# [What to do]
Select from the records below every line that has the word "name" in it.

[Start of Data shown]

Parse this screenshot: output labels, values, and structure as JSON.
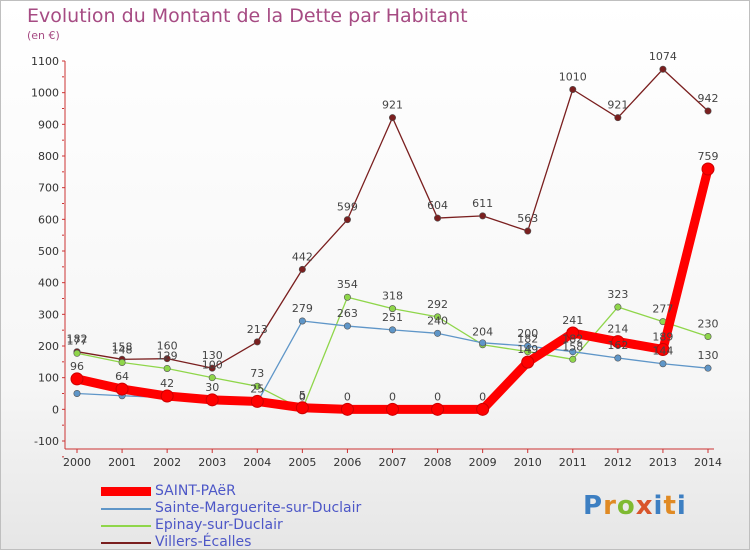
{
  "header": {
    "title": "Evolution du Montant de la Dette par Habitant",
    "unit": "(en €)"
  },
  "logo": {
    "text": "Proxiti"
  },
  "chart_data": {
    "type": "line",
    "title": "Evolution du Montant de la Dette par Habitant",
    "ylabel": "(en €)",
    "xlabel": "",
    "x": [
      "2000",
      "2001",
      "2002",
      "2003",
      "2004",
      "2005",
      "2006",
      "2007",
      "2008",
      "2009",
      "2010",
      "2011",
      "2012",
      "2013",
      "2014"
    ],
    "ylim": [
      -100,
      1100
    ],
    "yticks": [
      -100,
      0,
      100,
      200,
      300,
      400,
      500,
      600,
      700,
      800,
      900,
      1000,
      1100
    ],
    "grid": false,
    "legend_position": "bottom-left",
    "series": [
      {
        "name": "SAINT-PAëR",
        "color": "#ff0000",
        "values": [
          96,
          64,
          42,
          30,
          25,
          5,
          0,
          0,
          0,
          0,
          149,
          241,
          214,
          189,
          759
        ]
      },
      {
        "name": "Sainte-Marguerite-sur-Duclair",
        "color": "#5f96c8",
        "values": [
          50,
          43,
          37,
          30,
          22,
          279,
          263,
          251,
          240,
          210,
          200,
          182,
          162,
          144,
          130
        ]
      },
      {
        "name": "Epinay-sur-Duclair",
        "color": "#8fd64a",
        "values": [
          177,
          148,
          129,
          100,
          73,
          0,
          354,
          318,
          292,
          204,
          182,
          158,
          323,
          277,
          230
        ]
      },
      {
        "name": "Villers-Écalles",
        "color": "#7a1f1f",
        "values": [
          182,
          158,
          160,
          130,
          213,
          442,
          599,
          921,
          604,
          611,
          563,
          1010,
          921,
          1074,
          942
        ]
      }
    ],
    "data_labels": {
      "SAINT-PAëR": [
        "96",
        "64",
        "42",
        "30",
        "25",
        "5",
        "0",
        "0",
        "0",
        "0",
        "149",
        "241",
        "214",
        "189",
        "759"
      ],
      "Sainte-Marguerite-sur-Duclair": [
        "",
        "",
        "",
        "",
        "",
        "279",
        "263",
        "251",
        "240",
        "",
        "200",
        "182",
        "162",
        "144",
        "130"
      ],
      "Epinay-sur-Duclair": [
        "177",
        "148",
        "129",
        "100",
        "73",
        "0",
        "354",
        "318",
        "292",
        "204",
        "182",
        "158",
        "323",
        "277",
        "230"
      ],
      "Villers-Écalles": [
        "182",
        "158",
        "160",
        "130",
        "213",
        "442",
        "599",
        "921",
        "604",
        "611",
        "563",
        "1010",
        "921",
        "1074",
        "942"
      ]
    }
  }
}
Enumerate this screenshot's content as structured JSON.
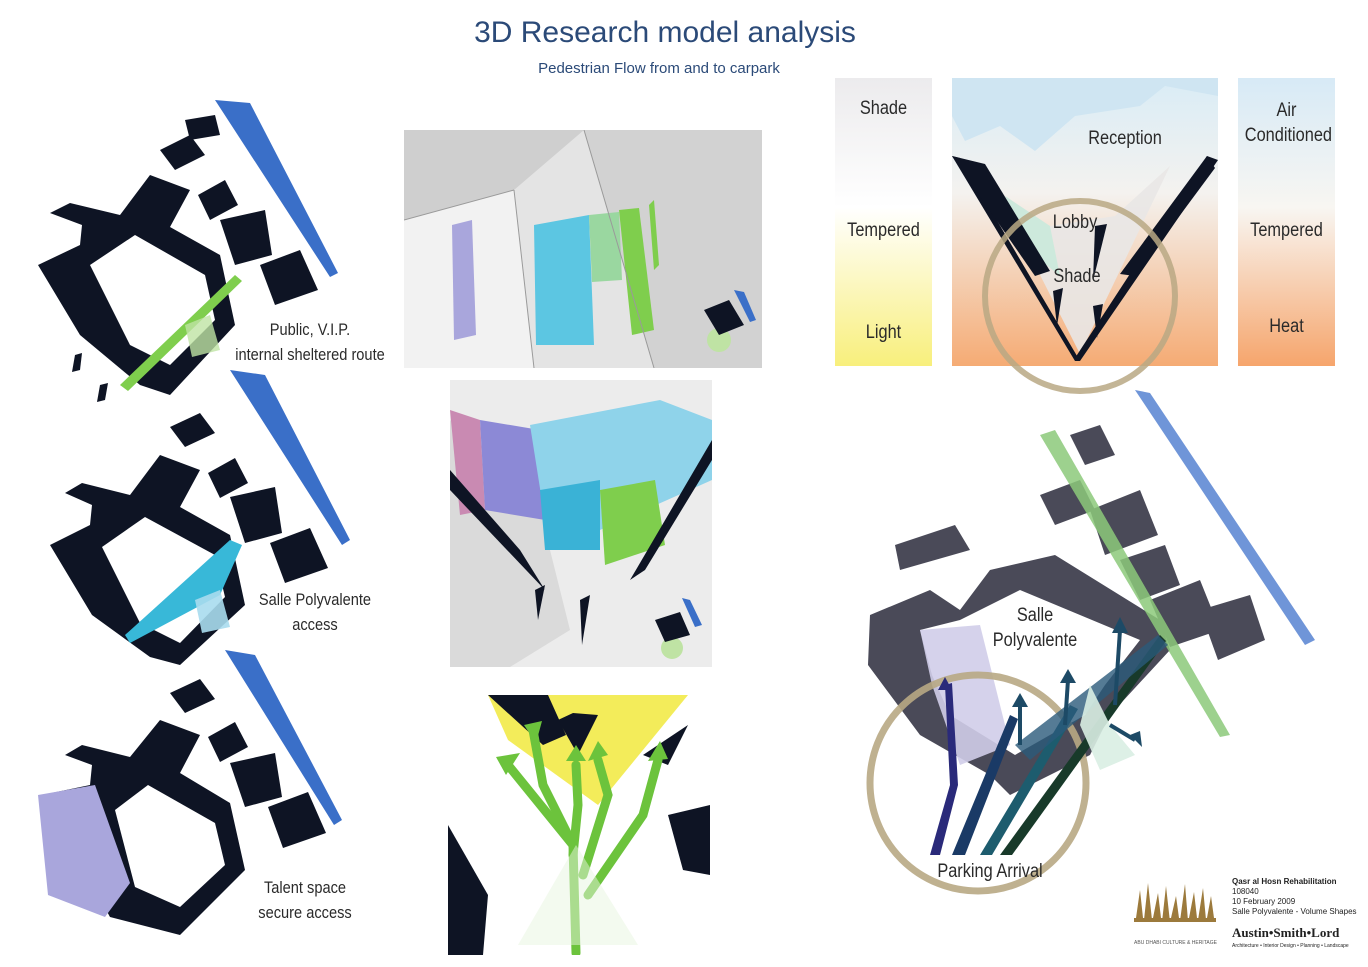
{
  "title": "3D Research model analysis",
  "subtitle": "Pedestrian Flow from and to carpark",
  "plans": [
    {
      "caption_line1": "Public, V.I.P.",
      "caption_line2": "internal sheltered route"
    },
    {
      "caption_line1": "Salle Polyvalente",
      "caption_line2": "access"
    },
    {
      "caption_line1": "Talent space",
      "caption_line2": "secure access"
    }
  ],
  "thermal": {
    "left_labels": [
      "Shade",
      "Tempered",
      "Light"
    ],
    "center_labels": [
      "Reception",
      "Lobby",
      "Shade"
    ],
    "right_labels": [
      "Air Conditioned",
      "Tempered",
      "Heat"
    ]
  },
  "site_plan": {
    "labels": [
      "Salle",
      "Polyvalente",
      "Parking Arrival"
    ]
  },
  "footer": {
    "project": "Qasr al Hosn Rehabilitation",
    "number": "108040",
    "date": "10 February 2009",
    "sheet": "Salle Polyvalente - Volume Shapes",
    "firm": "Austin•Smith•Lord",
    "firm_sub": "Architecture • Interior Design • Planning • Landscape",
    "client_logo_text": "ABU DHABI CULTURE & HERITAGE"
  },
  "colors": {
    "navy": "#0e1424",
    "water": "#3a6fc8",
    "green": "#7fce4d",
    "cyan": "#38b8d8",
    "lavender": "#a9a6dc",
    "yellow": "#f3ec5a",
    "orange": "#f6b07a",
    "sky": "#dcecf6",
    "ring": "#b8a884"
  }
}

[End of Data shown]

# [Finished answer]
        "name": "SAINT-PAëR",
        "name": "Sainte-Marguerite-sur-Duclair",
        "name": "Epinay-sur-Duclair",
        "name": "Villers-Écalles",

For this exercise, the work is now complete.